WORK TO BE COMPLETED:
Identify all lines in the data containing the string "proposal". Copy them out.

EXCERPTED RECORDS:
## BEGIN

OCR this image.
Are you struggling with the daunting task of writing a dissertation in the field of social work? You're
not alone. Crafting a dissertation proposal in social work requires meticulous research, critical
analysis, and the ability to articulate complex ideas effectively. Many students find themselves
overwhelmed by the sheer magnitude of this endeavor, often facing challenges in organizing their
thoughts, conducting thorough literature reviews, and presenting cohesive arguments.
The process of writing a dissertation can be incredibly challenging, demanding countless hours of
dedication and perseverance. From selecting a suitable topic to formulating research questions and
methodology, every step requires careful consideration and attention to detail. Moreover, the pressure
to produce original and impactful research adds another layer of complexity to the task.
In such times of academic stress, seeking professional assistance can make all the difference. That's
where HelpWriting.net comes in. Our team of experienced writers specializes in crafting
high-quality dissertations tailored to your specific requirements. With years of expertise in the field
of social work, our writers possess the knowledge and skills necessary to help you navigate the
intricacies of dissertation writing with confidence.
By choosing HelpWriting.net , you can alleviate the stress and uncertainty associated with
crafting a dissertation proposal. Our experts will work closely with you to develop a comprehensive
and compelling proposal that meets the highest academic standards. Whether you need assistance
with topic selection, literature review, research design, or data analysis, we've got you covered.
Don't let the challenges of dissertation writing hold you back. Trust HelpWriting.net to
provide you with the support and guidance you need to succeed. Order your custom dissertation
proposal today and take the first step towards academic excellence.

## END
## BEGIN

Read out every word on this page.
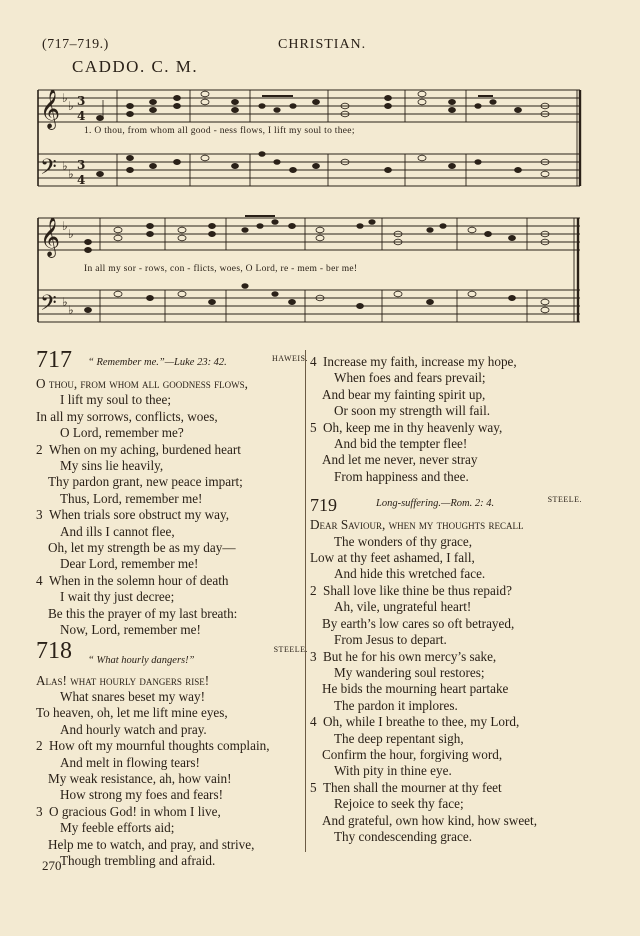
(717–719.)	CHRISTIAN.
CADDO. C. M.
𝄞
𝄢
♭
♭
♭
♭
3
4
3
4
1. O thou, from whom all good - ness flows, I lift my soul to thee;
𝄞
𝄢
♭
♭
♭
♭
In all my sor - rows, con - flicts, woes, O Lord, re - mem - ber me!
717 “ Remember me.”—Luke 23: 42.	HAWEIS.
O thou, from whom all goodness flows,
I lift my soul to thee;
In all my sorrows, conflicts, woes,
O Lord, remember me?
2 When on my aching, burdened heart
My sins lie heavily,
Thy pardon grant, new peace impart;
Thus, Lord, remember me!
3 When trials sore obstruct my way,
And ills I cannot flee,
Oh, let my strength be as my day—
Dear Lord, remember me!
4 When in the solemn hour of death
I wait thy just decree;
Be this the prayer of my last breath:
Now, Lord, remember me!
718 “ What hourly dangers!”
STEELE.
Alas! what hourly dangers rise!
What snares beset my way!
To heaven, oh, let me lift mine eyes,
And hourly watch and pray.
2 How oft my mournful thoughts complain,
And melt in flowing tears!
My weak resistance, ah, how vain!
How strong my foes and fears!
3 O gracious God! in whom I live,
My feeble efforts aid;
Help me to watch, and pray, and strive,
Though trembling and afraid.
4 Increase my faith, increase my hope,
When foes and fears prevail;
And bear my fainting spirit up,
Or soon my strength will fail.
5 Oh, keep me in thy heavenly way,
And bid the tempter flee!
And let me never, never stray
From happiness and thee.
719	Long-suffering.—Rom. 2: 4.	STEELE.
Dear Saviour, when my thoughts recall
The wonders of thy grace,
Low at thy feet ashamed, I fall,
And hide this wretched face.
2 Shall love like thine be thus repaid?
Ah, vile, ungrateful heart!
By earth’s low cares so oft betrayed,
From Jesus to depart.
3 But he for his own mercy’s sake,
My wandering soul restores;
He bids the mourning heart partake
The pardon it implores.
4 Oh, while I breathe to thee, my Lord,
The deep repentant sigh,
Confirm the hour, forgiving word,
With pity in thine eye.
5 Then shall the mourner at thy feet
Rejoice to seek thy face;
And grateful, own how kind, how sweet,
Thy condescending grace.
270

## END

EXERCISE ANSWER:
not alone. Crafting a dissertation proposal in social work requires meticulous research, critical
crafting a dissertation proposal. Our experts will work closely with you to develop a comprehensive
and compelling proposal that meets the highest academic standards. Whether you need assistance
proposal today and take the first step towards academic excellence.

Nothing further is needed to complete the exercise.